§ **Problem requirements**:
Write out each line in which the string "cosh" is present.

>> Start Data for this task

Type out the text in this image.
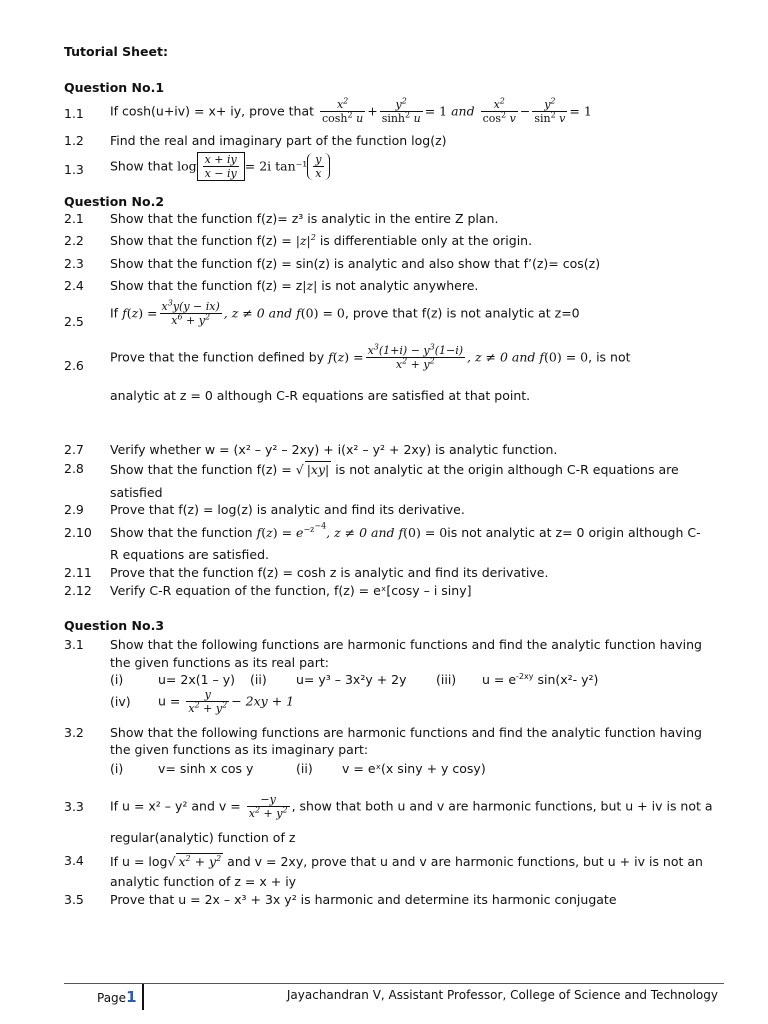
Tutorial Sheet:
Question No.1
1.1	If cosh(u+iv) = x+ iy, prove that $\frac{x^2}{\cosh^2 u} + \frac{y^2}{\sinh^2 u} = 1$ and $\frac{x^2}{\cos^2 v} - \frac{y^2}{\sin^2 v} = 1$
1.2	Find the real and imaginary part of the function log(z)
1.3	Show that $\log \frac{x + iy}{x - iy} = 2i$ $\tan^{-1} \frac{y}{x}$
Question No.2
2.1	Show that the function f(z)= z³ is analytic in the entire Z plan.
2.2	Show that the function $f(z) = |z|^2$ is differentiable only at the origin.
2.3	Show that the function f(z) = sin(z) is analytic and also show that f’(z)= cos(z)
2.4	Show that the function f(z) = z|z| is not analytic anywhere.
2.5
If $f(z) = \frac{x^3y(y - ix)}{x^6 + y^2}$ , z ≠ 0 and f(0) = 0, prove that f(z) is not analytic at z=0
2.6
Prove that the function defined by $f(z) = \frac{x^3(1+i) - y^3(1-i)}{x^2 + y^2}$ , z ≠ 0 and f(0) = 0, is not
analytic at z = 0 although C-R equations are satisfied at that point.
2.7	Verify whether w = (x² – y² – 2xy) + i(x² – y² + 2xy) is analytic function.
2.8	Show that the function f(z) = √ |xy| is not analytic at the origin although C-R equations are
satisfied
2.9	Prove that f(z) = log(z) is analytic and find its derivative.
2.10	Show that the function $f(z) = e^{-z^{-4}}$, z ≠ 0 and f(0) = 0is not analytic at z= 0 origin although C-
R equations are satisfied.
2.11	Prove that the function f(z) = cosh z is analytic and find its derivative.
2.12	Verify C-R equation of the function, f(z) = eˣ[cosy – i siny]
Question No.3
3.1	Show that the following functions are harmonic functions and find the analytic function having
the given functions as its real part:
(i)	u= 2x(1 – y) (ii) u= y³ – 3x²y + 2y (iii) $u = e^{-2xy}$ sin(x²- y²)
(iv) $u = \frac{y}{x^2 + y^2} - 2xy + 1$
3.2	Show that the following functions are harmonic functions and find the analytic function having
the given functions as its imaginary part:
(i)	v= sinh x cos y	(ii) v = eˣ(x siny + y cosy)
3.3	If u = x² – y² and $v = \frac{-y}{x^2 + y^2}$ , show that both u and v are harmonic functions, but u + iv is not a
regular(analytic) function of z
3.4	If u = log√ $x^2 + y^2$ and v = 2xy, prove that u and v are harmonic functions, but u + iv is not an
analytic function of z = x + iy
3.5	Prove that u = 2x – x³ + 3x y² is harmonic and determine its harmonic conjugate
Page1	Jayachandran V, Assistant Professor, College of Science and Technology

>> End Data for this task
>> Start Data for this task

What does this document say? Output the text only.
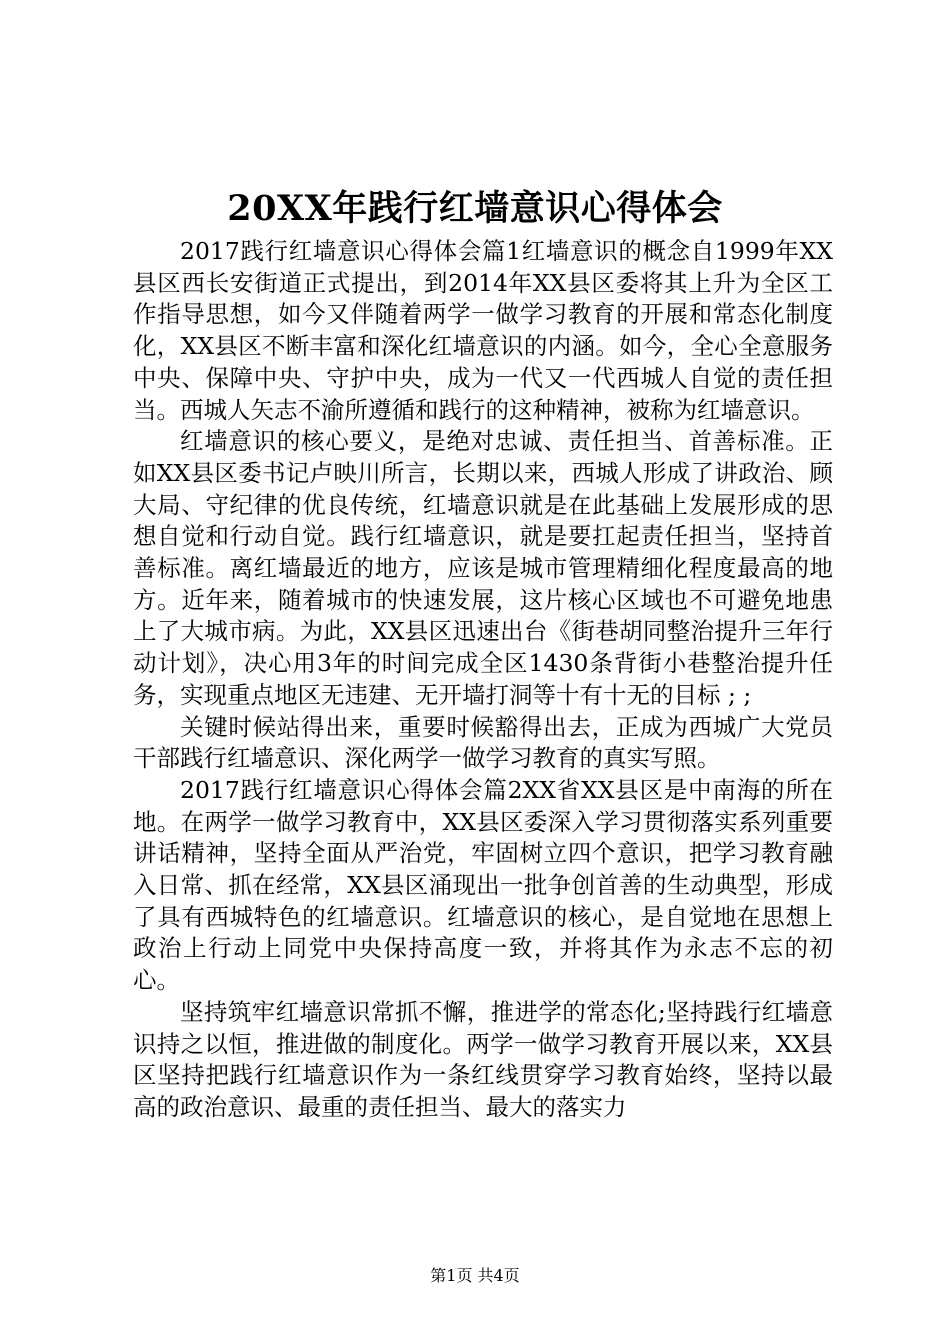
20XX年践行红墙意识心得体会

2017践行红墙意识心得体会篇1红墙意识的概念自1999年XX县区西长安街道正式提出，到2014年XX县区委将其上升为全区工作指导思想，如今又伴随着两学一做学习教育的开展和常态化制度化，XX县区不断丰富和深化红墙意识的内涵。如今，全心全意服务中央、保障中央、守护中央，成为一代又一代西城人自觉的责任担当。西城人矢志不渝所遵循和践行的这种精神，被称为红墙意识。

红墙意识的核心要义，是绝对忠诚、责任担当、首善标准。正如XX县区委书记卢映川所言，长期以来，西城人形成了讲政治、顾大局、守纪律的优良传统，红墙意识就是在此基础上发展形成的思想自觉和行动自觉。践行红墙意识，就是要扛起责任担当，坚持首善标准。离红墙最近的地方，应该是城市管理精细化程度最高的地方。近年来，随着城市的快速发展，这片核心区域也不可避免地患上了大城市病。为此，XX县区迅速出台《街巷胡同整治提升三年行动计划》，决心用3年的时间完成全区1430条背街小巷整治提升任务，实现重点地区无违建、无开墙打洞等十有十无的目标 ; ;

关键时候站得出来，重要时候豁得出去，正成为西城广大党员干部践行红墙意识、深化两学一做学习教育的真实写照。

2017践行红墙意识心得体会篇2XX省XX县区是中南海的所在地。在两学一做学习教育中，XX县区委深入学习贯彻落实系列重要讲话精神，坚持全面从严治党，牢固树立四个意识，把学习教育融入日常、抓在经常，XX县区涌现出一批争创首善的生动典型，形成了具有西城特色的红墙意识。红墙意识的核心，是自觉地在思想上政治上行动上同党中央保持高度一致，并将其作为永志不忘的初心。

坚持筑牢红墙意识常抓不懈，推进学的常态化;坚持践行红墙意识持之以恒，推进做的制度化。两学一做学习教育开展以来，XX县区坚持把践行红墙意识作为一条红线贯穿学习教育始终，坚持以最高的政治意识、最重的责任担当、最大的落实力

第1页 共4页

>> End Data for this task
>> Start Data for this task

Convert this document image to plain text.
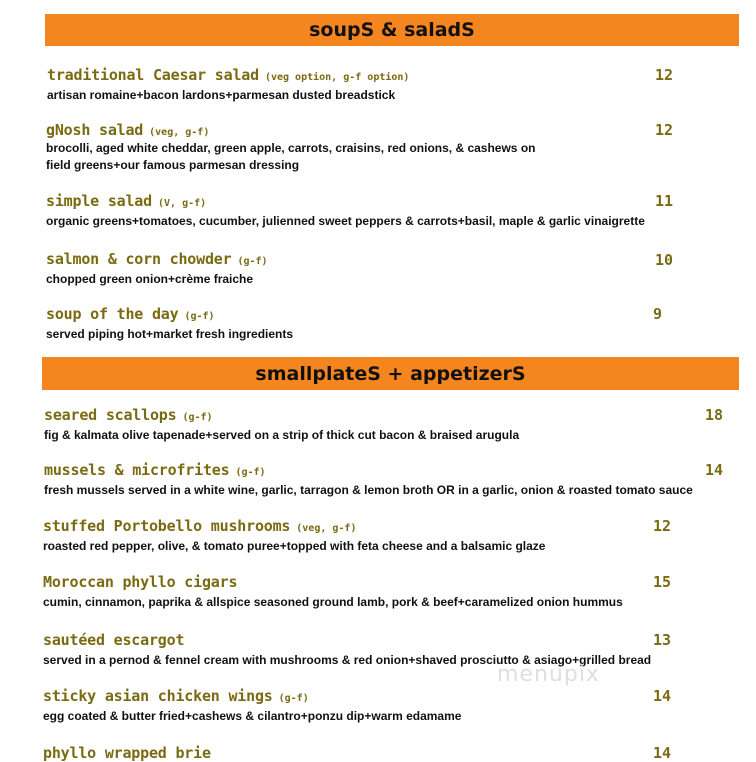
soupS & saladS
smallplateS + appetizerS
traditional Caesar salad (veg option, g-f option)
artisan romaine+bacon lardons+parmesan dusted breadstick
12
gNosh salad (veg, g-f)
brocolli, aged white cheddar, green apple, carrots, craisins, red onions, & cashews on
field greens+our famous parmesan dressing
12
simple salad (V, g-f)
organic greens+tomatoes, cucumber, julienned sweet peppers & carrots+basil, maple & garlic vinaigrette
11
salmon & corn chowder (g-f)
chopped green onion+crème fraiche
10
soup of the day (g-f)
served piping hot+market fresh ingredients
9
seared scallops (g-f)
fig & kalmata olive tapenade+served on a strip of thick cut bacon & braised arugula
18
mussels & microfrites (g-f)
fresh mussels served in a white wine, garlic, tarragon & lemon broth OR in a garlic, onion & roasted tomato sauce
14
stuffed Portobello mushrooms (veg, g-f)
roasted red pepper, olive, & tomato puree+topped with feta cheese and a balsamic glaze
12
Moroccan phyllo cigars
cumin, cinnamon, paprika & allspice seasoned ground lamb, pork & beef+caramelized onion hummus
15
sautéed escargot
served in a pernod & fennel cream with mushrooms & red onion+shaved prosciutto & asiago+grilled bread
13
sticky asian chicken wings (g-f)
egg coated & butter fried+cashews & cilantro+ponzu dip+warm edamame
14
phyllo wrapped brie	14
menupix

>> End Data for this task

§ **Response**:
1.1	If cosh(u+iv) = x+ iy, prove that $\frac{x^2}{\cosh^2 u} + \frac{y^2}{\sinh^2 u} = 1$ and $\frac{x^2}{\cos^2 v} - \frac{y^2}{\sin^2 v} = 1$
2.11	Prove that the function f(z) = cosh z is analytic and find its derivative.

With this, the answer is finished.